◆ RECORDS SHOWN ◆
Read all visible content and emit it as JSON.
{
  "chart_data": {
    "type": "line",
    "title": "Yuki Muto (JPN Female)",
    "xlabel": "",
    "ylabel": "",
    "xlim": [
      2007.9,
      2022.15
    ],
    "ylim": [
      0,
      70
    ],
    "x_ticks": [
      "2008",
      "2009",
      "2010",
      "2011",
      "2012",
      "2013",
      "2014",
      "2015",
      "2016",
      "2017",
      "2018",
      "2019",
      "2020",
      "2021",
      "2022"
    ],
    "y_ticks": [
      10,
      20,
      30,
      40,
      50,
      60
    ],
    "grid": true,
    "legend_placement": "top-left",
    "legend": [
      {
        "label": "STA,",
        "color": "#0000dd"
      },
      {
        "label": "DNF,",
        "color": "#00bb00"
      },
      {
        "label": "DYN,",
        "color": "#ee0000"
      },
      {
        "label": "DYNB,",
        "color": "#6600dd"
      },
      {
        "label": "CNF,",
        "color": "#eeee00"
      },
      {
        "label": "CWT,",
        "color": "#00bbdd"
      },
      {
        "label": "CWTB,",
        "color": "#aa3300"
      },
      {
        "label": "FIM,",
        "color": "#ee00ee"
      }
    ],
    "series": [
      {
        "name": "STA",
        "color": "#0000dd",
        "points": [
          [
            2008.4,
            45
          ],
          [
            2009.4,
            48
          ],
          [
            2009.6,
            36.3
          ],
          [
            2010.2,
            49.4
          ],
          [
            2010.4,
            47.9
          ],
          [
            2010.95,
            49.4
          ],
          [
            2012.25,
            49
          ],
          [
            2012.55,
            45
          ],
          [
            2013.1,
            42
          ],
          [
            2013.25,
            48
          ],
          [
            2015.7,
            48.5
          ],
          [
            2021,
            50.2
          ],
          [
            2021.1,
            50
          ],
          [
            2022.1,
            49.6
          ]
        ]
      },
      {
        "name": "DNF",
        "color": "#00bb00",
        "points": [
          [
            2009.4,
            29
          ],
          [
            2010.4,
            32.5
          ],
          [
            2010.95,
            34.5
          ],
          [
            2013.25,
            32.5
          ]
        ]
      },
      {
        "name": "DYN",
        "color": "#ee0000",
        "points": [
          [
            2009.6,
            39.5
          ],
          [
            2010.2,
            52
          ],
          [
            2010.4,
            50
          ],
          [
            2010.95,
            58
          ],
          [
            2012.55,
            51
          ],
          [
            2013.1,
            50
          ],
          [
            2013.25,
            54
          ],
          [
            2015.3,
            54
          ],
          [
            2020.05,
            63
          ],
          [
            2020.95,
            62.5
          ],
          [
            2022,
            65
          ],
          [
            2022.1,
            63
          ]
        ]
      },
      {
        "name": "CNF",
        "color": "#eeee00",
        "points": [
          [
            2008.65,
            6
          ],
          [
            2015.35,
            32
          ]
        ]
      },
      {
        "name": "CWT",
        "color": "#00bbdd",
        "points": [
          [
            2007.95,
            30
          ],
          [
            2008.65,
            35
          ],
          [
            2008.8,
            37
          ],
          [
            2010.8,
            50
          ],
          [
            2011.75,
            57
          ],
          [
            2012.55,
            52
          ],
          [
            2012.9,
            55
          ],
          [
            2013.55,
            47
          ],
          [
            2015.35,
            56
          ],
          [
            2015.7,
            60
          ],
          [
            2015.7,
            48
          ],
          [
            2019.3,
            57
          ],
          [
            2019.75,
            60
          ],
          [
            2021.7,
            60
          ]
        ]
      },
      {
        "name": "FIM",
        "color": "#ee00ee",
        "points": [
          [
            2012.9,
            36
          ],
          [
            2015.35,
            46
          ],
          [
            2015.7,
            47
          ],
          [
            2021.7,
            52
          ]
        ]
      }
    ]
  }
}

◆ AIM ◆
Repeat all the entries exactly as given.

◆ WRITTEN RESPONSE ◆
Read all visible content and emit it as JSON.
{
  "chart_data": {
    "type": "line",
    "title": "Yuki Muto (JPN Female)",
    "xlabel": "",
    "ylabel": "",
    "xlim": [
      2007.9,
      2022.15
    ],
    "ylim": [
      0,
      70
    ],
    "x_ticks": [
      "2008",
      "2009",
      "2010",
      "2011",
      "2012",
      "2013",
      "2014",
      "2015",
      "2016",
      "2017",
      "2018",
      "2019",
      "2020",
      "2021",
      "2022"
    ],
    "y_ticks": [
      10,
      20,
      30,
      40,
      50,
      60
    ],
    "grid": true,
    "legend_placement": "top-left",
    "legend": [
      {
        "label": "STA,",
        "color": "#0000dd"
      },
      {
        "label": "DNF,",
        "color": "#00bb00"
      },
      {
        "label": "DYN,",
        "color": "#ee0000"
      },
      {
        "label": "DYNB,",
        "color": "#6600dd"
      },
      {
        "label": "CNF,",
        "color": "#eeee00"
      },
      {
        "label": "CWT,",
        "color": "#00bbdd"
      },
      {
        "label": "CWTB,",
        "color": "#aa3300"
      },
      {
        "label": "FIM,",
        "color": "#ee00ee"
      }
    ],
    "series": [
      {
        "name": "STA",
        "color": "#0000dd",
        "points": [
          [
            2008.4,
            45
          ],
          [
            2009.4,
            48
          ],
          [
            2009.6,
            36.3
          ],
          [
            2010.2,
            49.4
          ],
          [
            2010.4,
            47.9
          ],
          [
            2010.95,
            49.4
          ],
          [
            2012.25,
            49
          ],
          [
            2012.55,
            45
          ],
          [
            2013.1,
            42
          ],
          [
            2013.25,
            48
          ],
          [
            2015.7,
            48.5
          ],
          [
            2021,
            50.2
          ],
          [
            2021.1,
            50
          ],
          [
            2022.1,
            49.6
          ]
        ]
      },
      {
        "name": "DNF",
        "color": "#00bb00",
        "points": [
          [
            2009.4,
            29
          ],
          [
            2010.4,
            32.5
          ],
          [
            2010.95,
            34.5
          ],
          [
            2013.25,
            32.5
          ]
        ]
      },
      {
        "name": "DYN",
        "color": "#ee0000",
        "points": [
          [
            2009.6,
            39.5
          ],
          [
            2010.2,
            52
          ],
          [
            2010.4,
            50
          ],
          [
            2010.95,
            58
          ],
          [
            2012.55,
            51
          ],
          [
            2013.1,
            50
          ],
          [
            2013.25,
            54
          ],
          [
            2015.3,
            54
          ],
          [
            2020.05,
            63
          ],
          [
            2020.95,
            62.5
          ],
          [
            2022,
            65
          ],
          [
            2022.1,
            63
          ]
        ]
      },
      {
        "name": "CNF",
        "color": "#eeee00",
        "points": [
          [
            2008.65,
            6
          ],
          [
            2015.35,
            32
          ]
        ]
      },
      {
        "name": "CWT",
        "color": "#00bbdd",
        "points": [
          [
            2007.95,
            30
          ],
          [
            2008.65,
            35
          ],
          [
            2008.8,
            37
          ],
          [
            2010.8,
            50
          ],
          [
            2011.75,
            57
          ],
          [
            2012.55,
            52
          ],
          [
            2012.9,
            55
          ],
          [
            2013.55,
            47
          ],
          [
            2015.35,
            56
          ],
          [
            2015.7,
            60
          ],
          [
            2015.7,
            48
          ],
          [
            2019.3,
            57
          ],
          [
            2019.75,
            60
          ],
          [
            2021.7,
            60
          ]
        ]
      },
      {
        "name": "FIM",
        "color": "#ee00ee",
        "points": [
          [
            2012.9,
            36
          ],
          [
            2015.35,
            46
          ],
          [
            2015.7,
            47
          ],
          [
            2021.7,
            52
          ]
        ]
      }
    ]
  }
}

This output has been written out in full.